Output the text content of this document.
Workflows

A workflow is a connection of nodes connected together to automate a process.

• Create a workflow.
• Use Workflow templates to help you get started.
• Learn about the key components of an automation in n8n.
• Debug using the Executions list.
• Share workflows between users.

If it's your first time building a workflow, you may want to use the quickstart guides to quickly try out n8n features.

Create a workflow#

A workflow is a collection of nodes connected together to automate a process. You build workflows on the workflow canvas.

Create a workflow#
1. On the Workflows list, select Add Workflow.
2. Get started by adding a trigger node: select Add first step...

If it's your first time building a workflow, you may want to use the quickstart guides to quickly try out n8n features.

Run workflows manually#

_Set problem_
Transcribe all entries exactly as they are given.

_The response_
Output the text content of this document.
Workflows

A workflow is a connection of nodes connected together to automate a process.

• Create a workflow.
• Use Workflow templates to help you get started.
• Learn about the key components of an automation in n8n.
• Debug using the Executions list.
• Share workflows between users.

If it's your first time building a workflow, you may want to use the quickstart guides to quickly try out n8n features.

Create a workflow#

A workflow is a collection of nodes connected together to automate a process. You build workflows on the workflow canvas.

Create a workflow#
1. On the Workflows list, select Add Workflow.
2. Get started by adding a trigger node: select Add first step...

If it's your first time building a workflow, you may want to use the quickstart guides to quickly try out n8n features.

Run workflows manually#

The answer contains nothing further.